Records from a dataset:
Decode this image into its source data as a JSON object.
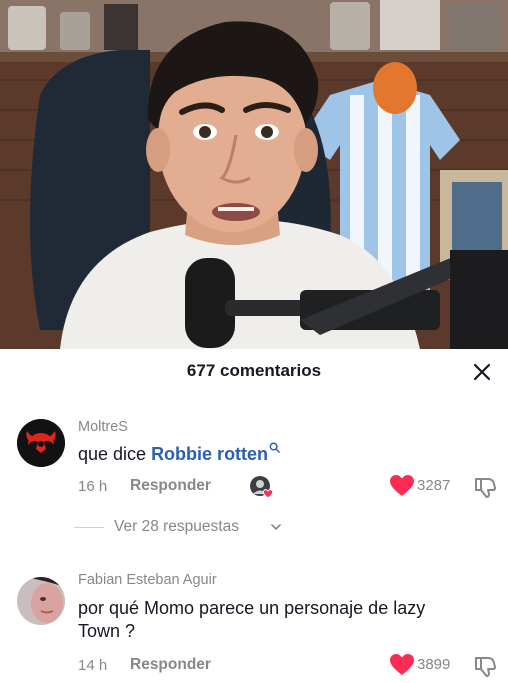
{
  "sheet": {
    "comment_count_label": "677 comentarios"
  },
  "comments": [
    {
      "username": "MoltreS",
      "text_plain": "que dice ",
      "text_link": "Robbie rotten",
      "time": "16 h",
      "reply_label": "Responder",
      "likes": "3287",
      "replies_label": "Ver 28 respuestas"
    },
    {
      "username": "Fabian Esteban Aguir",
      "text_line1": "por qué Momo parece un personaje de lazy",
      "text_line2": "Town ?",
      "time": "14 h",
      "reply_label": "Responder",
      "likes": "3899"
    }
  ],
  "colors": {
    "like_red": "#fe2c55",
    "muted_text": "#86878b",
    "link_blue": "#2b5db9"
  },
  "icons": [
    "close-icon",
    "heart-icon",
    "dislike-icon",
    "search-icon",
    "chevron-down-icon",
    "creator-liked-icon"
  ]
}
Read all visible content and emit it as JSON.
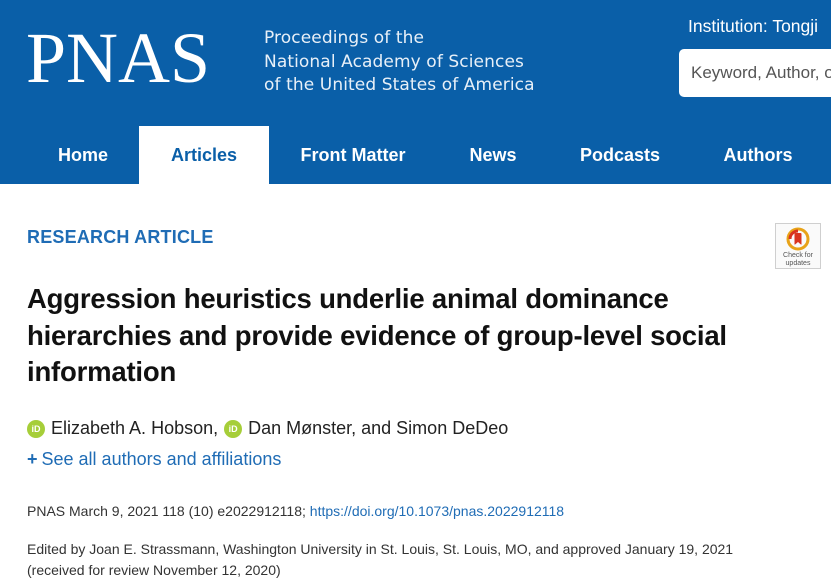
{
  "header": {
    "logo": "PNAS",
    "tagline": [
      "Proceedings of the",
      "National Academy of Sciences",
      "of the United States of America"
    ],
    "institution": "Institution: Tongji",
    "search_placeholder": "Keyword, Author, or DOI"
  },
  "nav": {
    "items": [
      {
        "label": "Home"
      },
      {
        "label": "Articles"
      },
      {
        "label": "Front Matter"
      },
      {
        "label": "News"
      },
      {
        "label": "Podcasts"
      },
      {
        "label": "Authors"
      }
    ],
    "active": "Articles"
  },
  "article": {
    "type": "RESEARCH ARTICLE",
    "check_updates": "Check for updates",
    "title": "Aggression heuristics underlie animal dominance hierarchies and provide evidence of group-level social information",
    "authors": {
      "author1": "Elizabeth A. Hobson,",
      "author2": "Dan Mønster, and Simon DeDeo"
    },
    "see_all_plus": "+",
    "see_all": "See all authors and affiliations",
    "citation_text": "PNAS March 9, 2021 118 (10) e2022912118;",
    "doi": "https://doi.org/10.1073/pnas.2022912118",
    "edited_by": "Edited by Joan E. Strassmann, Washington University in St. Louis, St. Louis, MO, and approved January 19, 2021",
    "received": "(received for review November 12, 2020)"
  },
  "colors": {
    "brand_blue": "#0a5fa8",
    "link_blue": "#1f6cb5",
    "orcid_green": "#a6ce39"
  }
}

REQUIRED TASK:
Reproduce the listing above exactly, excluding all pictures.

SOLUTION TO THIS PROBLEM:
Decode this image into its source data as a JSON object.
{
  "sheet": {
    "comment_count_label": "677 comentarios"
  },
  "comments": [
    {
      "username": "MoltreS",
      "text_plain": "que dice ",
      "text_link": "Robbie rotten",
      "time": "16 h",
      "reply_label": "Responder",
      "likes": "3287",
      "replies_label": "Ver 28 respuestas"
    },
    {
      "username": "Fabian Esteban Aguir",
      "text_line1": "por qué Momo parece un personaje de lazy",
      "text_line2": "Town ?",
      "time": "14 h",
      "reply_label": "Responder",
      "likes": "3899"
    }
  ],
  "colors": {
    "like_red": "#fe2c55",
    "muted_text": "#86878b",
    "link_blue": "#2b5db9"
  },
  "icons": [
    "close-icon",
    "heart-icon",
    "dislike-icon",
    "search-icon",
    "chevron-down-icon",
    "creator-liked-icon"
  ]
}
Read all visible content and emit it as JSON.
{
  "header": {
    "logo": "PNAS",
    "tagline": [
      "Proceedings of the",
      "National Academy of Sciences",
      "of the United States of America"
    ],
    "institution": "Institution: Tongji",
    "search_placeholder": "Keyword, Author, or DOI"
  },
  "nav": {
    "items": [
      {
        "label": "Home"
      },
      {
        "label": "Articles"
      },
      {
        "label": "Front Matter"
      },
      {
        "label": "News"
      },
      {
        "label": "Podcasts"
      },
      {
        "label": "Authors"
      }
    ],
    "active": "Articles"
  },
  "article": {
    "type": "RESEARCH ARTICLE",
    "check_updates": "Check for updates",
    "title": "Aggression heuristics underlie animal dominance hierarchies and provide evidence of group-level social information",
    "authors": {
      "author1": "Elizabeth A. Hobson,",
      "author2": "Dan Mønster, and Simon DeDeo"
    },
    "see_all_plus": "+",
    "see_all": "See all authors and affiliations",
    "citation_text": "PNAS March 9, 2021 118 (10) e2022912118;",
    "doi": "https://doi.org/10.1073/pnas.2022912118",
    "edited_by": "Edited by Joan E. Strassmann, Washington University in St. Louis, St. Louis, MO, and approved January 19, 2021",
    "received": "(received for review November 12, 2020)"
  },
  "colors": {
    "brand_blue": "#0a5fa8",
    "link_blue": "#1f6cb5",
    "orcid_green": "#a6ce39"
  }
}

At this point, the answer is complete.